--- Exercise goal ---
Transcribe everything in the data word for word. Pictures are left out.

▬▬▬▬▬▬▬▬▬▬

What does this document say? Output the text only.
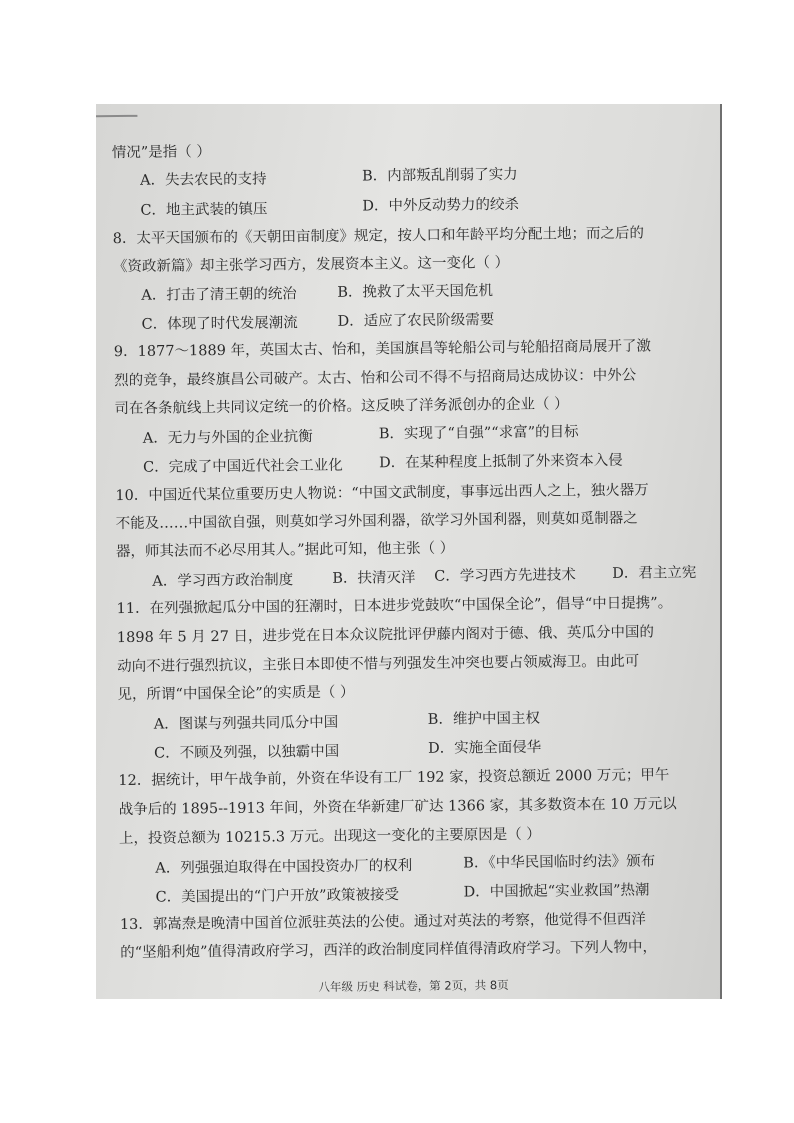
情况”是指（ ）
A．失去农民的支持	B．内部叛乱削弱了实力
C．地主武装的镇压	D．中外反动势力的绞杀
8．太平天国颁布的《天朝田亩制度》规定，按人口和年龄平均分配土地；而之后的
《资政新篇》却主张学习西方，发展资本主义。这一变化（ ）
A．打击了清王朝的统治	B．挽救了太平天国危机
C．体现了时代发展潮流	D．适应了农民阶级需要
9．1877～1889 年，英国太古、怡和，美国旗昌等轮船公司与轮船招商局展开了激
烈的竞争，最终旗昌公司破产。太古、怡和公司不得不与招商局达成协议：中外公
司在各条航线上共同议定统一的价格。这反映了洋务派创办的企业（ ）
A．无力与外国的企业抗衡	B．实现了“自强”“求富”的目标
C．完成了中国近代社会工业化 D．在某种程度上抵制了外来资本入侵
10．中国近代某位重要历史人物说：“中国文武制度，事事远出西人之上，独火器万
不能及……中国欲自强，则莫如学习外国利器，欲学习外国利器，则莫如觅制器之
器，师其法而不必尽用其人。”据此可知，他主张（ ）
A．学习西方政治制度	B．扶清灭洋 C．学习西方先进技术 D．君主立宪
11．在列强掀起瓜分中国的狂潮时，日本进步党鼓吹“中国保全论”，倡导“中日提携”。
1898 年 5 月 27 日，进步党在日本众议院批评伊藤内阁对于德、俄、英瓜分中国的
动向不进行强烈抗议，主张日本即使不惜与列强发生冲突也要占领威海卫。由此可
见，所谓“中国保全论”的实质是（ ）
A．图谋与列强共同瓜分中国	B．维护中国主权
C．不顾及列强，以独霸中国	D．实施全面侵华
12．据统计，甲午战争前，外资在华设有工厂 192 家，投资总额近 2000 万元；甲午
战争后的 1895--1913 年间，外资在华新建厂矿达 1366 家，其多数资本在 10 万元以
上，投资总额为 10215.3 万元。出现这一变化的主要原因是（ ）
A．列强强迫取得在中国投资办厂的权利	B．《中华民国临时约法》颁布
C．美国提出的“门户开放”政策被接受	D．中国掀起“实业救国”热潮
13．郭嵩焘是晚清中国首位派驻英法的公使。通过对英法的考察，他觉得不但西洋
的“坚船利炮”值得清政府学习，西洋的政治制度同样值得清政府学习。下列人物中，
八年级 历史 科试卷，第 2页，共 8页
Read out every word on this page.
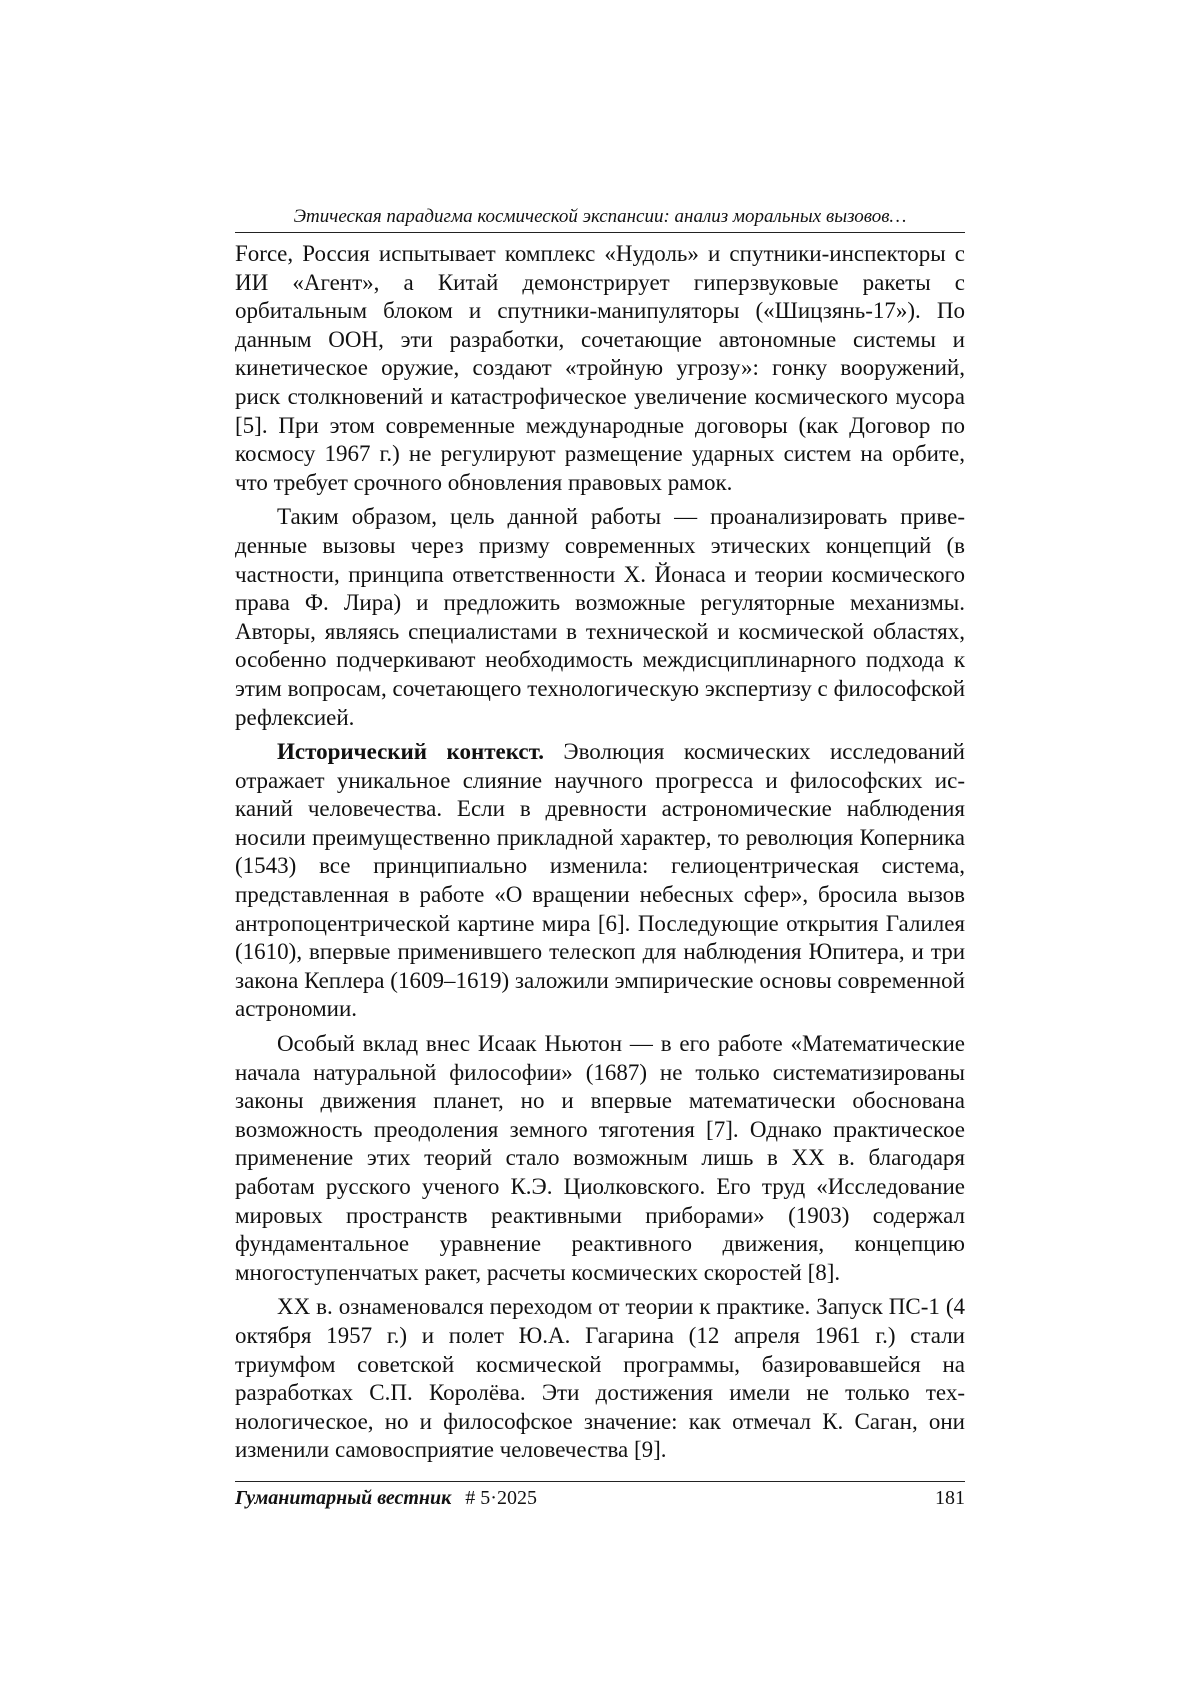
Этическая парадигма космической экспансии: анализ моральных вызовов…

Force, Россия испытывает комплекс «Нудоль» и спутники-инспекторы с ИИ «Агент», а Китай демонстрирует гиперзвуковые ракеты с орбитальным блоком и спутники-манипуляторы («Шицзянь-17»). По данным ООН, эти разработки, сочетающие автономные системы и кинетическое оружие, создают «тройную угрозу»: гонку вооружений, риск столкновений и катастрофическое увеличение космического мусора [5]. При этом современные международные договоры (как Договор по космосу 1967 г.) не регулируют размещение ударных систем на орбите, что требует срочного обновления правовых рамок.

Таким образом, цель данной работы — проанализировать приведенные вызовы через призму современных этических концепций (в частности, принципа ответственности Х. Йонаса и теории космического права Ф. Лира) и предложить возможные регуляторные механизмы. Авторы, являясь специалистами в технической и космической областях, особенно подчеркивают необходимость междисциплинарного подхода к этим вопросам, сочетающего технологическую экспертизу с философской рефлексией.

Исторический контекст. Эволюция космических исследований отражает уникальное слияние научного прогресса и философских исканий человечества. Если в древности астрономические наблюдения носили преимущественно прикладной характер, то революция Коперника (1543) все принципиально изменила: гелиоцентрическая система, представленная в работе «О вращении небесных сфер», бросила вызов антропоцентрической картине мира [6]. Последующие открытия Галилея (1610), впервые применившего телескоп для наблюдения Юпитера, и три закона Кеплера (1609–1619) заложили эмпирические основы современной астрономии.

Особый вклад внес Исаак Ньютон — в его работе «Математические начала натуральной философии» (1687) не только систематизированы законы движения планет, но и впервые математически обоснована возможность преодоления земного тяготения [7]. Однако практическое применение этих теорий стало возможным лишь в XX в. благодаря работам русского ученого К.Э. Циолковского. Его труд «Исследование мировых пространств реактивными приборами» (1903) содержал фундаментальное уравнение реактивного движения, концепцию многоступенчатых ракет, расчеты космических скоростей [8].

XX в. ознаменовался переходом от теории к практике. Запуск ПС-1 (4 октября 1957 г.) и полет Ю.А. Гагарина (12 апреля 1961 г.) стали триумфом советской космической программы, базировавшейся на разработках С.П. Королёва. Эти достижения имели не только технологическое, но и философское значение: как отмечал К. Саган, они изменили самовосприятие человечества [9].

Гуманитарный вестник # 5·2025	181
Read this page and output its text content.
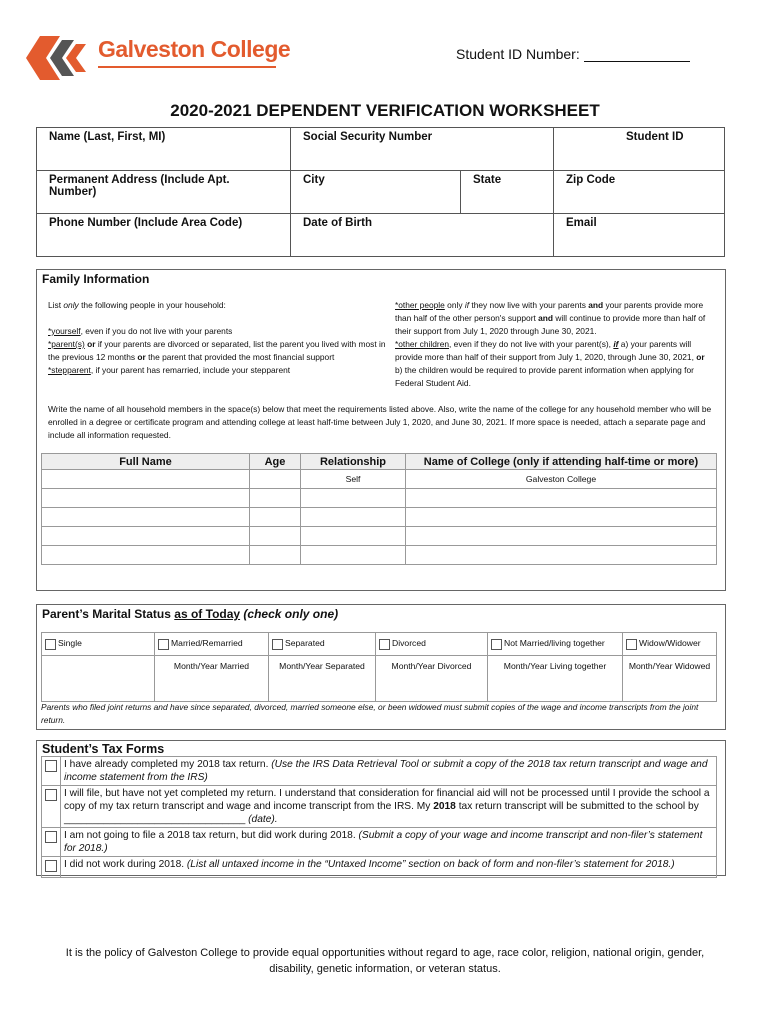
Galveston College	Student ID Number:
2020-2021 DEPENDENT VERIFICATION WORKSHEET
Name (Last, First, MI)	Social Security Number		Student ID
Permanent Address (Include Apt. Number)	City	State	Zip Code
Phone Number (Include Area Code)	Date of Birth		Email
Family Information
List only the following people in your household:
*yourself, even if you do not live with your parents
*parent(s) or if your parents are divorced or separated, list the parent you lived with most in the previous 12 months or the parent that provided the most financial support
*stepparent, if your parent has remarried, include your stepparent
*other people only if they now live with your parents and your parents provide more than half of the other person's support and will continue to provide more than half of their support from July 1, 2020 through June 30, 2021.
*other children, even if they do not live with your parent(s), if a) your parents will provide more than half of their support from July 1, 2020, through June 30, 2021, or b) the children would be required to provide parent information when applying for Federal Student Aid.
Write the name of all household members in the space(s) below that meet the requirements listed above. Also, write the name of the college for any household member who will be enrolled in a degree or certificate program and attending college at least half-time between July 1, 2020, and June 30, 2021. If more space is needed, attach a separate page and include all information requested.
Full Name	Age	Relationship	Name of College (only if attending half-time or more)
		Self	Galveston College

Parent’s Marital Status as of Today (check only one)
Single	Married/Remarried	Separated	Divorced	Not Married/living together	Widow/Widower
	Month/Year Married	Month/Year Separated	Month/Year Divorced	Month/Year Living together	Month/Year Widowed
Parents who filed joint returns and have since separated, divorced, married someone else, or been widowed must submit copies of the wage and income transcripts from the joint return.
Student’s Tax Forms
	I have already completed my 2018 tax return. (Use the IRS Data Retrieval Tool or submit a copy of the 2018 tax return transcript and wage and income statement from the IRS)
	I will file, but have not yet completed my return. I understand that consideration for financial aid will not be processed until I provide the school a copy of my tax return transcript and wage and income transcript from the IRS. My 2018 tax return transcript will be submitted to the school by
________________________________ (date).
	I am not going to file a 2018 tax return, but did work during 2018. (Submit a copy of your wage and income transcript and non-filer’s statement for 2018.)
	I did not work during 2018. (List all untaxed income in the “Untaxed Income” section on back of form and non-filer’s statement for 2018.)
It is the policy of Galveston College to provide equal opportunities without regard to age, race color, religion, national origin, gender, disability, genetic information, or veteran status.
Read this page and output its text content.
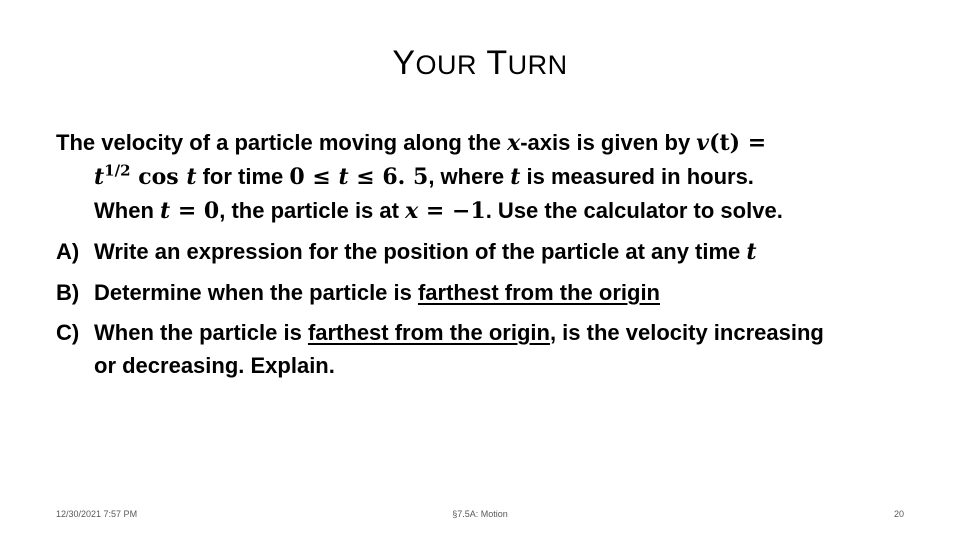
YOUR TURN
The velocity of a particle moving along the x-axis is given by v(t) =
$t^{1/2}$ cos t for time 0 ≤ t ≤ 6. 5, where t is measured in hours.
When t = 0, the particle is at x = −1. Use the calculator to solve.
A) Write an expression for the position of the particle at any time t
B) Determine when the particle is farthest from the origin
C) When the particle is farthest from the origin, is the velocity increasing
or decreasing. Explain.
12/30/2021 7:57 PM	§7.5A: Motion	20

▬▬▬▬▬▬▬▬▬▬

--- The answer ---
What does this document say? Output the text only.
情况”是指（ ）
A．失去农民的支持	B．内部叛乱削弱了实力
C．地主武装的镇压	D．中外反动势力的绞杀
8．太平天国颁布的《天朝田亩制度》规定，按人口和年龄平均分配土地；而之后的
《资政新篇》却主张学习西方，发展资本主义。这一变化（ ）
A．打击了清王朝的统治	B．挽救了太平天国危机
C．体现了时代发展潮流	D．适应了农民阶级需要
9．1877～1889 年，英国太古、怡和，美国旗昌等轮船公司与轮船招商局展开了激
烈的竞争，最终旗昌公司破产。太古、怡和公司不得不与招商局达成协议：中外公
司在各条航线上共同议定统一的价格。这反映了洋务派创办的企业（ ）
A．无力与外国的企业抗衡	B．实现了“自强”“求富”的目标
C．完成了中国近代社会工业化 D．在某种程度上抵制了外来资本入侵
10．中国近代某位重要历史人物说：“中国文武制度，事事远出西人之上，独火器万
不能及……中国欲自强，则莫如学习外国利器，欲学习外国利器，则莫如觅制器之
器，师其法而不必尽用其人。”据此可知，他主张（ ）
A．学习西方政治制度	B．扶清灭洋 C．学习西方先进技术 D．君主立宪
11．在列强掀起瓜分中国的狂潮时，日本进步党鼓吹“中国保全论”，倡导“中日提携”。
1898 年 5 月 27 日，进步党在日本众议院批评伊藤内阁对于德、俄、英瓜分中国的
动向不进行强烈抗议，主张日本即使不惜与列强发生冲突也要占领威海卫。由此可
见，所谓“中国保全论”的实质是（ ）
A．图谋与列强共同瓜分中国	B．维护中国主权
C．不顾及列强，以独霸中国	D．实施全面侵华
12．据统计，甲午战争前，外资在华设有工厂 192 家，投资总额近 2000 万元；甲午
战争后的 1895--1913 年间，外资在华新建厂矿达 1366 家，其多数资本在 10 万元以
上，投资总额为 10215.3 万元。出现这一变化的主要原因是（ ）
A．列强强迫取得在中国投资办厂的权利	B．《中华民国临时约法》颁布
C．美国提出的“门户开放”政策被接受	D．中国掀起“实业救国”热潮
13．郭嵩焘是晚清中国首位派驻英法的公使。通过对英法的考察，他觉得不但西洋
的“坚船利炮”值得清政府学习，西洋的政治制度同样值得清政府学习。下列人物中，
八年级 历史 科试卷，第 2页，共 8页
Read out every word on this page.
Этическая парадигма космической экспансии: анализ моральных вызовов…

Force, Россия испытывает комплекс «Нудоль» и спутники-инспекторы с ИИ «Агент», а Китай демонстрирует гиперзвуковые ракеты с орбитальным блоком и спутники-манипуляторы («Шицзянь-17»). По данным ООН, эти разработки, сочетающие автономные системы и кинетическое оружие, создают «тройную угрозу»: гонку вооружений, риск столкновений и катастрофическое увеличение космического мусора [5]. При этом современные международные договоры (как Договор по космосу 1967 г.) не регулируют размещение ударных систем на орбите, что требует срочного обновления правовых рамок.

Таким образом, цель данной работы — проанализировать приведенные вызовы через призму современных этических концепций (в частности, принципа ответственности Х. Йонаса и теории космического права Ф. Лира) и предложить возможные регуляторные механизмы. Авторы, являясь специалистами в технической и космической областях, особенно подчеркивают необходимость междисциплинарного подхода к этим вопросам, сочетающего технологическую экспертизу с философской рефлексией.

Исторический контекст. Эволюция космических исследований отражает уникальное слияние научного прогресса и философских исканий человечества. Если в древности астрономические наблюдения носили преимущественно прикладной характер, то революция Коперника (1543) все принципиально изменила: гелиоцентрическая система, представленная в работе «О вращении небесных сфер», бросила вызов антропоцентрической картине мира [6]. Последующие открытия Галилея (1610), впервые применившего телескоп для наблюдения Юпитера, и три закона Кеплера (1609–1619) заложили эмпирические основы современной астрономии.

Особый вклад внес Исаак Ньютон — в его работе «Математические начала натуральной философии» (1687) не только систематизированы законы движения планет, но и впервые математически обоснована возможность преодоления земного тяготения [7]. Однако практическое применение этих теорий стало возможным лишь в XX в. благодаря работам русского ученого К.Э. Циолковского. Его труд «Исследование мировых пространств реактивными приборами» (1903) содержал фундаментальное уравнение реактивного движения, концепцию многоступенчатых ракет, расчеты космических скоростей [8].

XX в. ознаменовался переходом от теории к практике. Запуск ПС-1 (4 октября 1957 г.) и полет Ю.А. Гагарина (12 апреля 1961 г.) стали триумфом советской космической программы, базировавшейся на разработках С.П. Королёва. Эти достижения имели не только технологическое, но и философское значение: как отмечал К. Саган, они изменили самовосприятие человечества [9].

Гуманитарный вестник # 5·2025	181
Read this page and output its text content.
Galveston College	Student ID Number:
2020-2021 DEPENDENT VERIFICATION WORKSHEET
Name (Last, First, MI)	Social Security Number		Student ID
Permanent Address (Include Apt. Number)	City	State	Zip Code
Phone Number (Include Area Code)	Date of Birth		Email
Family Information
List only the following people in your household:
*yourself, even if you do not live with your parents
*parent(s) or if your parents are divorced or separated, list the parent you lived with most in the previous 12 months or the parent that provided the most financial support
*stepparent, if your parent has remarried, include your stepparent
*other people only if they now live with your parents and your parents provide more than half of the other person's support and will continue to provide more than half of their support from July 1, 2020 through June 30, 2021.
*other children, even if they do not live with your parent(s), if a) your parents will provide more than half of their support from July 1, 2020, through June 30, 2021, or b) the children would be required to provide parent information when applying for Federal Student Aid.
Write the name of all household members in the space(s) below that meet the requirements listed above. Also, write the name of the college for any household member who will be enrolled in a degree or certificate program and attending college at least half-time between July 1, 2020, and June 30, 2021. If more space is needed, attach a separate page and include all information requested.
Full Name	Age	Relationship	Name of College (only if attending half-time or more)
		Self	Galveston College

Parent’s Marital Status as of Today (check only one)
Single	Married/Remarried	Separated	Divorced	Not Married/living together	Widow/Widower
	Month/Year Married	Month/Year Separated	Month/Year Divorced	Month/Year Living together	Month/Year Widowed
Parents who filed joint returns and have since separated, divorced, married someone else, or been widowed must submit copies of the wage and income transcripts from the joint return.
Student’s Tax Forms
	I have already completed my 2018 tax return. (Use the IRS Data Retrieval Tool or submit a copy of the 2018 tax return transcript and wage and income statement from the IRS)
	I will file, but have not yet completed my return. I understand that consideration for financial aid will not be processed until I provide the school a copy of my tax return transcript and wage and income transcript from the IRS. My 2018 tax return transcript will be submitted to the school by
________________________________ (date).
	I am not going to file a 2018 tax return, but did work during 2018. (Submit a copy of your wage and income transcript and non-filer’s statement for 2018.)
	I did not work during 2018. (List all untaxed income in the “Untaxed Income” section on back of form and non-filer’s statement for 2018.)
It is the policy of Galveston College to provide equal opportunities without regard to age, race color, religion, national origin, gender, disability, genetic information, or veteran status.
Read this page and output its text content.
YOUR TURN
The velocity of a particle moving along the x-axis is given by v(t) =
$t^{1/2}$ cos t for time 0 ≤ t ≤ 6. 5, where t is measured in hours.
When t = 0, the particle is at x = −1. Use the calculator to solve.
A) Write an expression for the position of the particle at any time t
B) Determine when the particle is farthest from the origin
C) When the particle is farthest from the origin, is the velocity increasing
or decreasing. Explain.
12/30/2021 7:57 PM	§7.5A: Motion	20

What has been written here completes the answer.